Omit the pictures and output every entry below exactly as written.

******************************

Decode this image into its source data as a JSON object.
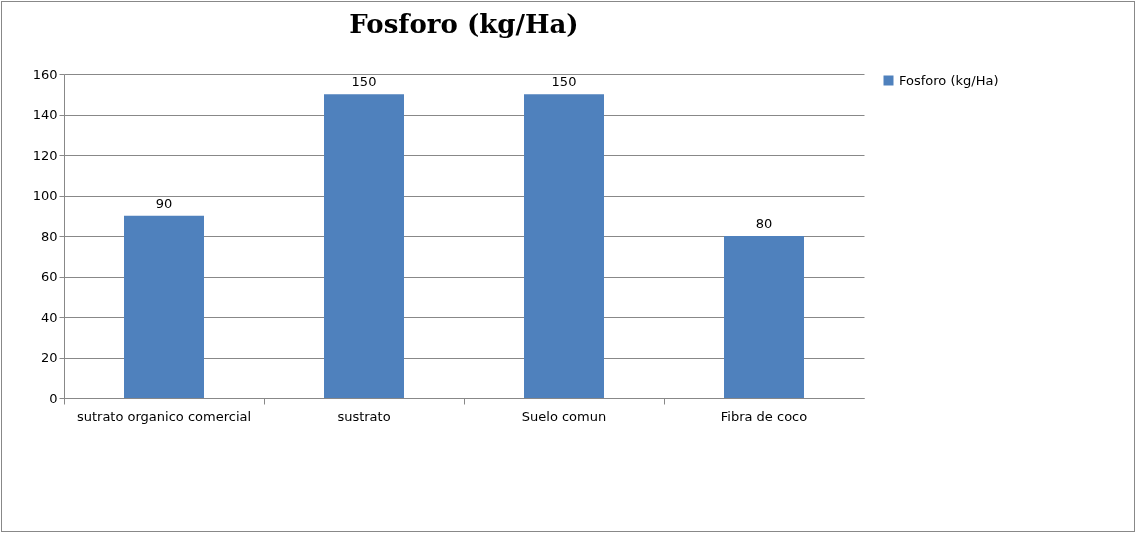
{
  "chart_data": {
    "type": "bar",
    "title": "Fosforo (kg/Ha)",
    "categories": [
      "sutrato organico comercial",
      "sustrato",
      "Suelo comun",
      "Fibra de coco"
    ],
    "series": [
      {
        "name": "Fosforo (kg/Ha)",
        "color": "#4f81bd",
        "values": [
          90,
          150,
          150,
          80
        ]
      }
    ],
    "ylim": [
      0,
      160
    ],
    "yticks": [
      0,
      20,
      40,
      60,
      80,
      100,
      120,
      140,
      160
    ],
    "grid": "y",
    "legend": "right",
    "data_labels": true
  }
}
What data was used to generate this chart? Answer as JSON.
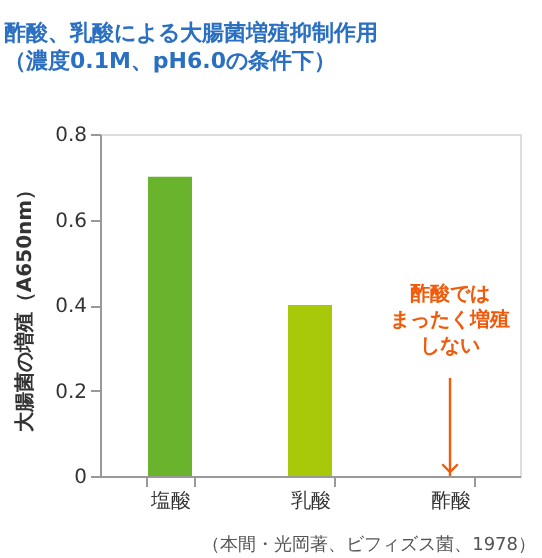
{
  "chart_data": {
    "type": "bar",
    "title": "酢酸、乳酸による大腸菌増殖抑制作用",
    "subtitle": "（濃度0.1M、pH6.0の条件下）",
    "ylabel": "大腸菌の増殖（A650nm）",
    "categories": [
      "塩酸",
      "乳酸",
      "酢酸"
    ],
    "values": [
      0.7,
      0.4,
      0
    ],
    "colors": [
      "#6ab42d",
      "#a8c80a",
      "#a8c80a"
    ],
    "ylim": [
      0,
      0.8
    ],
    "yticks": [
      0,
      0.2,
      0.4,
      0.6,
      0.8
    ],
    "grid": false,
    "annotations": [
      {
        "text": "酢酸ではまったく増殖しない",
        "x": "酢酸",
        "y": 0
      },
      "（本間・光岡著、ビフィズス菌、1978）"
    ]
  }
}
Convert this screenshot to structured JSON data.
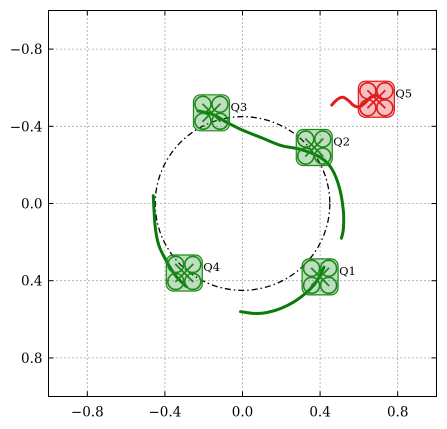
{
  "chart_data": {
    "type": "scatter",
    "title": "",
    "xlabel": "",
    "ylabel": "",
    "xlim": [
      -1.0,
      1.0
    ],
    "ylim": [
      -1.0,
      1.0
    ],
    "xticks": [
      -0.8,
      -0.4,
      0.0,
      0.4,
      0.8
    ],
    "yticks": [
      -0.8,
      -0.4,
      0.0,
      0.4,
      0.8
    ],
    "xtick_labels": [
      "−0.8",
      "−0.4",
      "0.0",
      "0.4",
      "0.8"
    ],
    "ytick_labels": [
      "0.8",
      "0.4",
      "0.0",
      "−0.4",
      "−0.8"
    ],
    "grid": true,
    "grid_style": "dotted",
    "reference_circle": {
      "center": [
        0.0,
        0.0
      ],
      "radius": 0.45,
      "style": "dash-dot",
      "color": "#000000"
    },
    "quadrotors": [
      {
        "label": "Q1",
        "x": 0.4,
        "y": -0.38,
        "color": "#1a8a1a"
      },
      {
        "label": "Q2",
        "x": 0.37,
        "y": 0.29,
        "color": "#1a8a1a"
      },
      {
        "label": "Q3",
        "x": -0.16,
        "y": 0.47,
        "color": "#1a8a1a"
      },
      {
        "label": "Q4",
        "x": -0.3,
        "y": -0.36,
        "color": "#1a8a1a"
      },
      {
        "label": "Q5",
        "x": 0.69,
        "y": 0.54,
        "color": "#e01c1c"
      }
    ],
    "trajectories": [
      {
        "color": "#0a7a0a",
        "points": [
          [
            -0.46,
            0.04
          ],
          [
            -0.45,
            -0.12
          ],
          [
            -0.43,
            -0.22
          ],
          [
            -0.38,
            -0.32
          ],
          [
            -0.34,
            -0.38
          ],
          [
            -0.29,
            -0.43
          ]
        ]
      },
      {
        "color": "#0a7a0a",
        "points": [
          [
            -0.01,
            -0.56
          ],
          [
            0.08,
            -0.57
          ],
          [
            0.18,
            -0.55
          ],
          [
            0.28,
            -0.5
          ],
          [
            0.37,
            -0.42
          ],
          [
            0.42,
            -0.33
          ]
        ]
      },
      {
        "color": "#0a7a0a",
        "points": [
          [
            -0.23,
            0.48
          ],
          [
            -0.15,
            0.46
          ],
          [
            -0.08,
            0.42
          ],
          [
            0.0,
            0.38
          ],
          [
            0.1,
            0.34
          ],
          [
            0.2,
            0.3
          ],
          [
            0.3,
            0.28
          ],
          [
            0.4,
            0.24
          ],
          [
            0.46,
            0.18
          ],
          [
            0.5,
            0.08
          ],
          [
            0.52,
            -0.04
          ],
          [
            0.52,
            -0.13
          ],
          [
            0.51,
            -0.18
          ]
        ]
      },
      {
        "color": "#e01c1c",
        "points": [
          [
            0.46,
            0.51
          ],
          [
            0.49,
            0.54
          ],
          [
            0.52,
            0.55
          ],
          [
            0.55,
            0.53
          ],
          [
            0.57,
            0.51
          ],
          [
            0.6,
            0.5
          ],
          [
            0.63,
            0.52
          ],
          [
            0.66,
            0.55
          ],
          [
            0.69,
            0.56
          ],
          [
            0.72,
            0.54
          ]
        ]
      }
    ]
  }
}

******************************

> **Solution**:
Decode this image into its source data as a JSON object.
{
  "chart_data": {
    "type": "bar",
    "title": "Fosforo (kg/Ha)",
    "categories": [
      "sutrato organico comercial",
      "sustrato",
      "Suelo comun",
      "Fibra de coco"
    ],
    "series": [
      {
        "name": "Fosforo (kg/Ha)",
        "color": "#4f81bd",
        "values": [
          90,
          150,
          150,
          80
        ]
      }
    ],
    "ylim": [
      0,
      160
    ],
    "yticks": [
      0,
      20,
      40,
      60,
      80,
      100,
      120,
      140,
      160
    ],
    "grid": "y",
    "legend": "right",
    "data_labels": true
  }
}
What data was used to generate this chart? Answer as JSON.
{
  "chart_data": {
    "type": "bar",
    "title": "酢酸、乳酸による大腸菌増殖抑制作用",
    "subtitle": "（濃度0.1M、pH6.0の条件下）",
    "ylabel": "大腸菌の増殖（A650nm）",
    "categories": [
      "塩酸",
      "乳酸",
      "酢酸"
    ],
    "values": [
      0.7,
      0.4,
      0
    ],
    "colors": [
      "#6ab42d",
      "#a8c80a",
      "#a8c80a"
    ],
    "ylim": [
      0,
      0.8
    ],
    "yticks": [
      0,
      0.2,
      0.4,
      0.6,
      0.8
    ],
    "grid": false,
    "annotations": [
      {
        "text": "酢酸ではまったく増殖しない",
        "x": "酢酸",
        "y": 0
      },
      "（本間・光岡著、ビフィズス菌、1978）"
    ]
  }
}
Convert this screenshot to structured JSON data.
{
  "chart_data": {
    "type": "scatter",
    "title": "",
    "xlabel": "",
    "ylabel": "",
    "xlim": [
      -1.0,
      1.0
    ],
    "ylim": [
      -1.0,
      1.0
    ],
    "xticks": [
      -0.8,
      -0.4,
      0.0,
      0.4,
      0.8
    ],
    "yticks": [
      -0.8,
      -0.4,
      0.0,
      0.4,
      0.8
    ],
    "xtick_labels": [
      "−0.8",
      "−0.4",
      "0.0",
      "0.4",
      "0.8"
    ],
    "ytick_labels": [
      "0.8",
      "0.4",
      "0.0",
      "−0.4",
      "−0.8"
    ],
    "grid": true,
    "grid_style": "dotted",
    "reference_circle": {
      "center": [
        0.0,
        0.0
      ],
      "radius": 0.45,
      "style": "dash-dot",
      "color": "#000000"
    },
    "quadrotors": [
      {
        "label": "Q1",
        "x": 0.4,
        "y": -0.38,
        "color": "#1a8a1a"
      },
      {
        "label": "Q2",
        "x": 0.37,
        "y": 0.29,
        "color": "#1a8a1a"
      },
      {
        "label": "Q3",
        "x": -0.16,
        "y": 0.47,
        "color": "#1a8a1a"
      },
      {
        "label": "Q4",
        "x": -0.3,
        "y": -0.36,
        "color": "#1a8a1a"
      },
      {
        "label": "Q5",
        "x": 0.69,
        "y": 0.54,
        "color": "#e01c1c"
      }
    ],
    "trajectories": [
      {
        "color": "#0a7a0a",
        "points": [
          [
            -0.46,
            0.04
          ],
          [
            -0.45,
            -0.12
          ],
          [
            -0.43,
            -0.22
          ],
          [
            -0.38,
            -0.32
          ],
          [
            -0.34,
            -0.38
          ],
          [
            -0.29,
            -0.43
          ]
        ]
      },
      {
        "color": "#0a7a0a",
        "points": [
          [
            -0.01,
            -0.56
          ],
          [
            0.08,
            -0.57
          ],
          [
            0.18,
            -0.55
          ],
          [
            0.28,
            -0.5
          ],
          [
            0.37,
            -0.42
          ],
          [
            0.42,
            -0.33
          ]
        ]
      },
      {
        "color": "#0a7a0a",
        "points": [
          [
            -0.23,
            0.48
          ],
          [
            -0.15,
            0.46
          ],
          [
            -0.08,
            0.42
          ],
          [
            0.0,
            0.38
          ],
          [
            0.1,
            0.34
          ],
          [
            0.2,
            0.3
          ],
          [
            0.3,
            0.28
          ],
          [
            0.4,
            0.24
          ],
          [
            0.46,
            0.18
          ],
          [
            0.5,
            0.08
          ],
          [
            0.52,
            -0.04
          ],
          [
            0.52,
            -0.13
          ],
          [
            0.51,
            -0.18
          ]
        ]
      },
      {
        "color": "#e01c1c",
        "points": [
          [
            0.46,
            0.51
          ],
          [
            0.49,
            0.54
          ],
          [
            0.52,
            0.55
          ],
          [
            0.55,
            0.53
          ],
          [
            0.57,
            0.51
          ],
          [
            0.6,
            0.5
          ],
          [
            0.63,
            0.52
          ],
          [
            0.66,
            0.55
          ],
          [
            0.69,
            0.56
          ],
          [
            0.72,
            0.54
          ]
        ]
      }
    ]
  }
}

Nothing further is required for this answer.